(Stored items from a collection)
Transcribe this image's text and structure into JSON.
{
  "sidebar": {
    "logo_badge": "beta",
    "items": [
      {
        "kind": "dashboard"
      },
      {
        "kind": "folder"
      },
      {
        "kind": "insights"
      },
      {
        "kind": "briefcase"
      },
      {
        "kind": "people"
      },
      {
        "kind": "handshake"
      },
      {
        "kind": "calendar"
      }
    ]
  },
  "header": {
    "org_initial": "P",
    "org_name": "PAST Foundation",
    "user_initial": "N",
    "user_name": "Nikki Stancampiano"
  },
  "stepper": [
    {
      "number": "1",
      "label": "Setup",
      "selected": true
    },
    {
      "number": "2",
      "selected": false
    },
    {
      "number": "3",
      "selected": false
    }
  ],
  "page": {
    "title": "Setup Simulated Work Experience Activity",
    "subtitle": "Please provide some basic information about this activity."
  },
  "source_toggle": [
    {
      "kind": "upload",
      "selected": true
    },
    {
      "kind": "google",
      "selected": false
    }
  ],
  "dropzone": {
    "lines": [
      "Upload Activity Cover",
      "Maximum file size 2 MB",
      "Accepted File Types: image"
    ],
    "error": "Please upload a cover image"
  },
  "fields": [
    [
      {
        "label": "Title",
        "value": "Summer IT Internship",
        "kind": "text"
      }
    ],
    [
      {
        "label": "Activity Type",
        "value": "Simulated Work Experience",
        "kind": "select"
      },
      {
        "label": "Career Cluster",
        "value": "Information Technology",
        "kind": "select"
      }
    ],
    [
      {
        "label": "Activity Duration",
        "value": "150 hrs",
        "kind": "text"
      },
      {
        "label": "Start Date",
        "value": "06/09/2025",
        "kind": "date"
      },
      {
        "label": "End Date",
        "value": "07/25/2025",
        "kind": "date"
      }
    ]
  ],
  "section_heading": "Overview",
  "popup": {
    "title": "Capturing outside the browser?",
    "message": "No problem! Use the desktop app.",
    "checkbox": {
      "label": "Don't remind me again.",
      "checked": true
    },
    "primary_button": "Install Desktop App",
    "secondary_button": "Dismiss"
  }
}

Objective:
Write the listing out again, exactly as shown above.

Exercise output:
Transcribe this image's text and structure into JSON.
{
  "sidebar": {
    "logo_badge": "beta",
    "items": [
      {
        "kind": "dashboard"
      },
      {
        "kind": "folder"
      },
      {
        "kind": "insights"
      },
      {
        "kind": "briefcase"
      },
      {
        "kind": "people"
      },
      {
        "kind": "handshake"
      },
      {
        "kind": "calendar"
      }
    ]
  },
  "header": {
    "org_initial": "P",
    "org_name": "PAST Foundation",
    "user_initial": "N",
    "user_name": "Nikki Stancampiano"
  },
  "stepper": [
    {
      "number": "1",
      "label": "Setup",
      "selected": true
    },
    {
      "number": "2",
      "selected": false
    },
    {
      "number": "3",
      "selected": false
    }
  ],
  "page": {
    "title": "Setup Simulated Work Experience Activity",
    "subtitle": "Please provide some basic information about this activity."
  },
  "source_toggle": [
    {
      "kind": "upload",
      "selected": true
    },
    {
      "kind": "google",
      "selected": false
    }
  ],
  "dropzone": {
    "lines": [
      "Upload Activity Cover",
      "Maximum file size 2 MB",
      "Accepted File Types: image"
    ],
    "error": "Please upload a cover image"
  },
  "fields": [
    [
      {
        "label": "Title",
        "value": "Summer IT Internship",
        "kind": "text"
      }
    ],
    [
      {
        "label": "Activity Type",
        "value": "Simulated Work Experience",
        "kind": "select"
      },
      {
        "label": "Career Cluster",
        "value": "Information Technology",
        "kind": "select"
      }
    ],
    [
      {
        "label": "Activity Duration",
        "value": "150 hrs",
        "kind": "text"
      },
      {
        "label": "Start Date",
        "value": "06/09/2025",
        "kind": "date"
      },
      {
        "label": "End Date",
        "value": "07/25/2025",
        "kind": "date"
      }
    ]
  ],
  "section_heading": "Overview",
  "popup": {
    "title": "Capturing outside the browser?",
    "message": "No problem! Use the desktop app.",
    "checkbox": {
      "label": "Don't remind me again.",
      "checked": true
    },
    "primary_button": "Install Desktop App",
    "secondary_button": "Dismiss"
  }
}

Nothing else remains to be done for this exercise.